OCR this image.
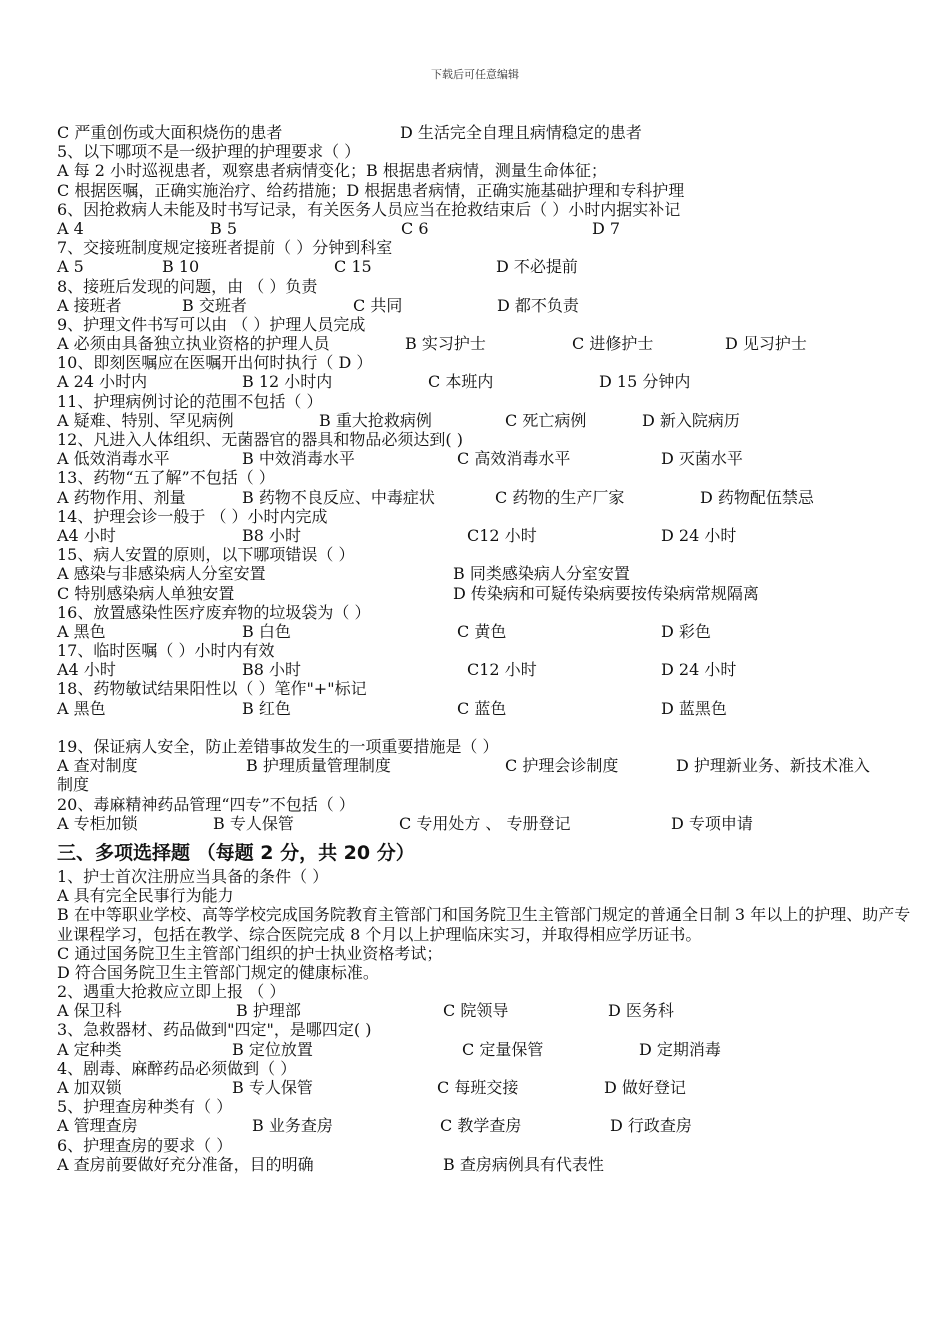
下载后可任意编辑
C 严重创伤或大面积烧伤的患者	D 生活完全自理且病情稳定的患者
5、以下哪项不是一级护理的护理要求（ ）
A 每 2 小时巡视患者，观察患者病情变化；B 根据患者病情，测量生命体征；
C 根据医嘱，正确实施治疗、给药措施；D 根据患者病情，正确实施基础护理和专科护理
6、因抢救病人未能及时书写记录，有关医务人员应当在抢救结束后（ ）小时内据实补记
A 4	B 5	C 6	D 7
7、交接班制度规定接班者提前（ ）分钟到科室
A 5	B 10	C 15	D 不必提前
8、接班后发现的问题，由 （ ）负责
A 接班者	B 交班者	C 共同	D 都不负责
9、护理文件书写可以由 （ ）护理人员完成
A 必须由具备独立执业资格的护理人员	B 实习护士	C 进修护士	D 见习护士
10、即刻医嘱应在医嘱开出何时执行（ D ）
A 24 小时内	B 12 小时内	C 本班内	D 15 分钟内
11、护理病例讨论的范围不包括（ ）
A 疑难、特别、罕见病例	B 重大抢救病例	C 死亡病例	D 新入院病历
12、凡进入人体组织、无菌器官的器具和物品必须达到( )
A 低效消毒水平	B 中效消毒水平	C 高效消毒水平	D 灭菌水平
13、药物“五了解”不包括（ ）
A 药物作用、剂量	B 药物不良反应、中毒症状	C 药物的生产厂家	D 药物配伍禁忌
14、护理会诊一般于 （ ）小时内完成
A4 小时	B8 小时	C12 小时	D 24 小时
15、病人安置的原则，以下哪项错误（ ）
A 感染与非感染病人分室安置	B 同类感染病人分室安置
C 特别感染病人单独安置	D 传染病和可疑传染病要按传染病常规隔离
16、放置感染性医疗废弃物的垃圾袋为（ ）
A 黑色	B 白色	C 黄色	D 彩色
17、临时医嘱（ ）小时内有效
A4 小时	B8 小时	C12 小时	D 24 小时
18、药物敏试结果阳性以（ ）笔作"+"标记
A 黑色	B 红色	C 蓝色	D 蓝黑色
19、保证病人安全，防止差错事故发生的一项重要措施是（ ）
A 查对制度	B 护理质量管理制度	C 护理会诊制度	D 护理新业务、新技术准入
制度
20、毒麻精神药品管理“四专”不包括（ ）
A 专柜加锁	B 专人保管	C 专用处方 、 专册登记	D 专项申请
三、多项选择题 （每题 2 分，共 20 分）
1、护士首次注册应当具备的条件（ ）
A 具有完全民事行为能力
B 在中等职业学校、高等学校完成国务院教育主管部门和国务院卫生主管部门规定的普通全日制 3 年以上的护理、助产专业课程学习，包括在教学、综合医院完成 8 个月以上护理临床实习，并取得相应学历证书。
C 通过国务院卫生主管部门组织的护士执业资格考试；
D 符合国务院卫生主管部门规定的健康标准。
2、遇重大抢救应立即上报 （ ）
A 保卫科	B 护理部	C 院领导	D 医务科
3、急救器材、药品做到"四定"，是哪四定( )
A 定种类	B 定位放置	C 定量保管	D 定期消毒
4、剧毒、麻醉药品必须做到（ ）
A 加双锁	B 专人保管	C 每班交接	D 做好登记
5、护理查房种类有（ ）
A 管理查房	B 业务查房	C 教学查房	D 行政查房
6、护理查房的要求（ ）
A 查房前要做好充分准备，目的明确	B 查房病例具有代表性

★ ★ ★

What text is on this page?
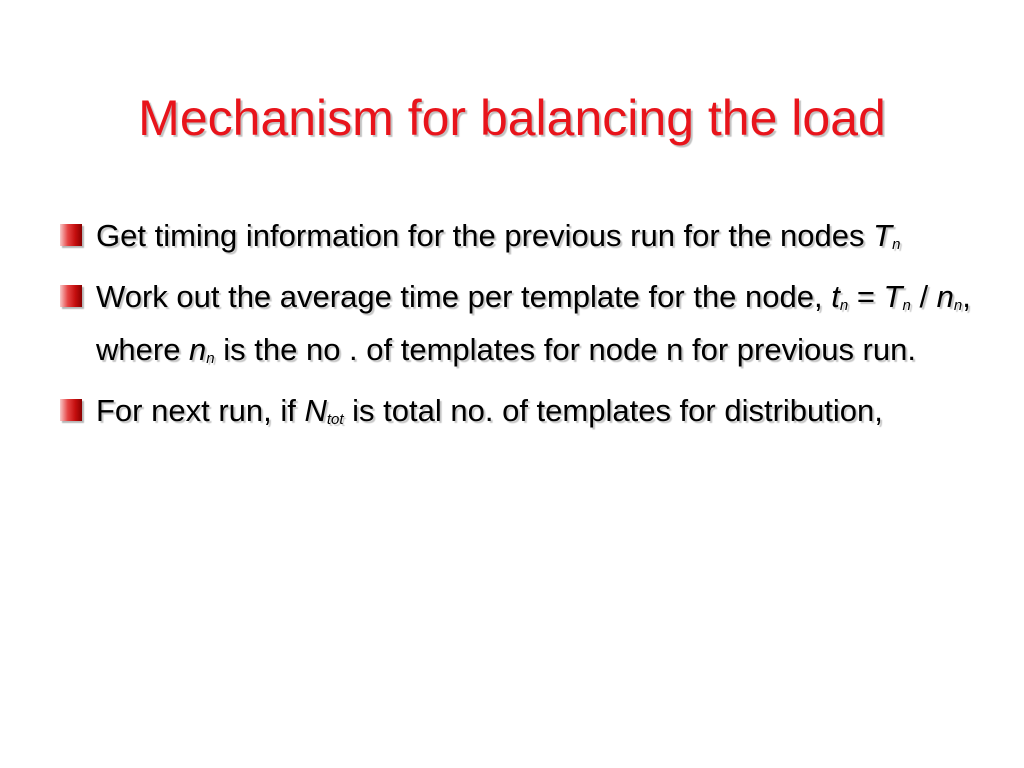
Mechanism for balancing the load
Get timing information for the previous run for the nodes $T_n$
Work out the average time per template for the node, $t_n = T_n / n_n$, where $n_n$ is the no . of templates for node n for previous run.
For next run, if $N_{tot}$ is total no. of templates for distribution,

★ ★ ★

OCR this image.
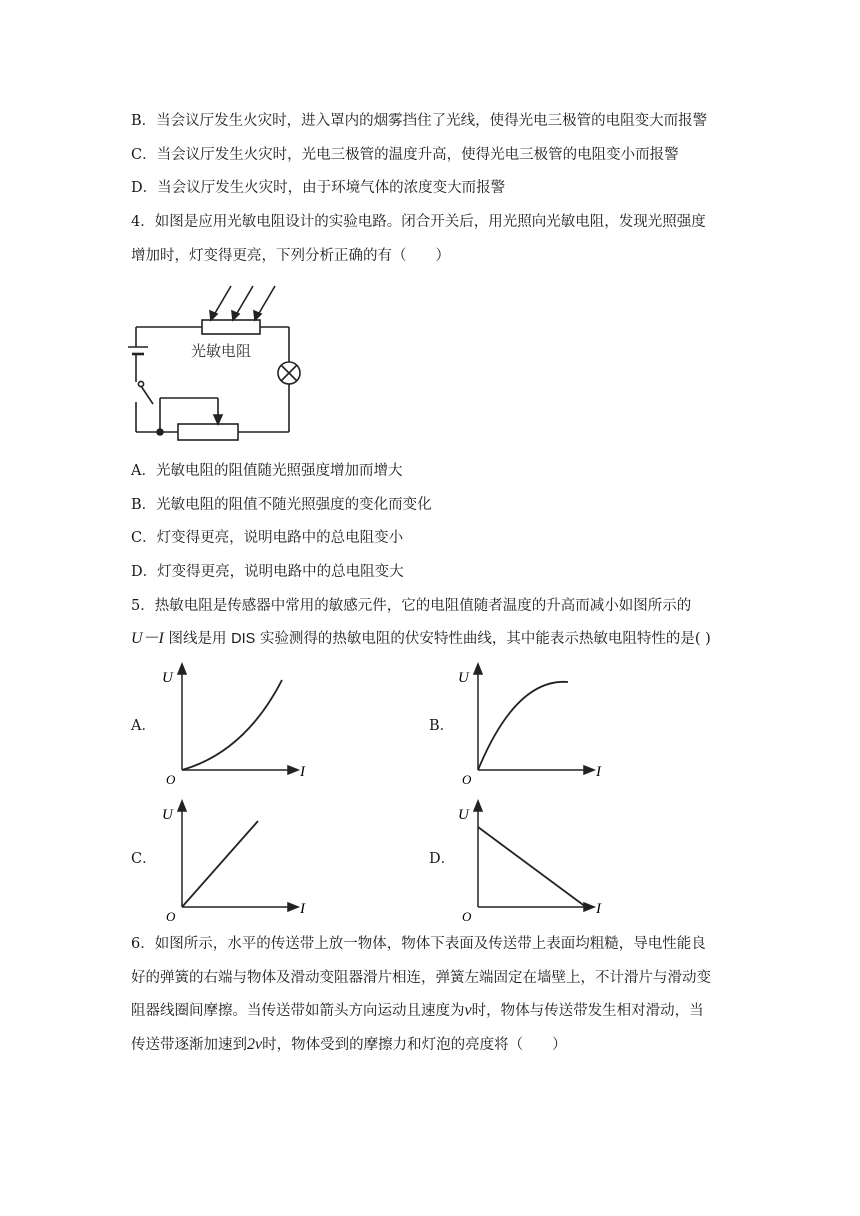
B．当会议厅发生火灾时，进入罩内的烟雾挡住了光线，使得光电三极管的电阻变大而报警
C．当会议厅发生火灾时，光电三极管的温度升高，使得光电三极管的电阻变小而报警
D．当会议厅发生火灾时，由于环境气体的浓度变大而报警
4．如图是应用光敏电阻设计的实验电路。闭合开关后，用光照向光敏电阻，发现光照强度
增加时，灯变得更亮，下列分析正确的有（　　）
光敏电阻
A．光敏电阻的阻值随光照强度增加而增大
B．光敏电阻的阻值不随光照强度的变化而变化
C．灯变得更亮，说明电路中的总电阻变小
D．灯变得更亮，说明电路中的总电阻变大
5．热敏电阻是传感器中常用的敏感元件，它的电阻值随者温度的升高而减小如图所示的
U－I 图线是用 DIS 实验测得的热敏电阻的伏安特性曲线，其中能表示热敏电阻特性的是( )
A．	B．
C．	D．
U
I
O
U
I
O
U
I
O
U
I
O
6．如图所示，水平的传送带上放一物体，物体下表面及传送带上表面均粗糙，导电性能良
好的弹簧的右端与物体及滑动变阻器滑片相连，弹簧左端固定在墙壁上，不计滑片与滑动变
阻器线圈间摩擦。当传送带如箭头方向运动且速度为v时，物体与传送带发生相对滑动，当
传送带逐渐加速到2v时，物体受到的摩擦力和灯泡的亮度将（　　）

★ ★ ★

> **YOUR OBJECTIVE**
Within the material above, find the lines that contain the word "previous"; copy them.

> **WRITTEN SOLUTION**
Get timing information for the previous run for the nodes $T_n$
Work out the average time per template for the node, $t_n = T_n / n_n$, where $n_n$ is the no . of templates for node n for previous run.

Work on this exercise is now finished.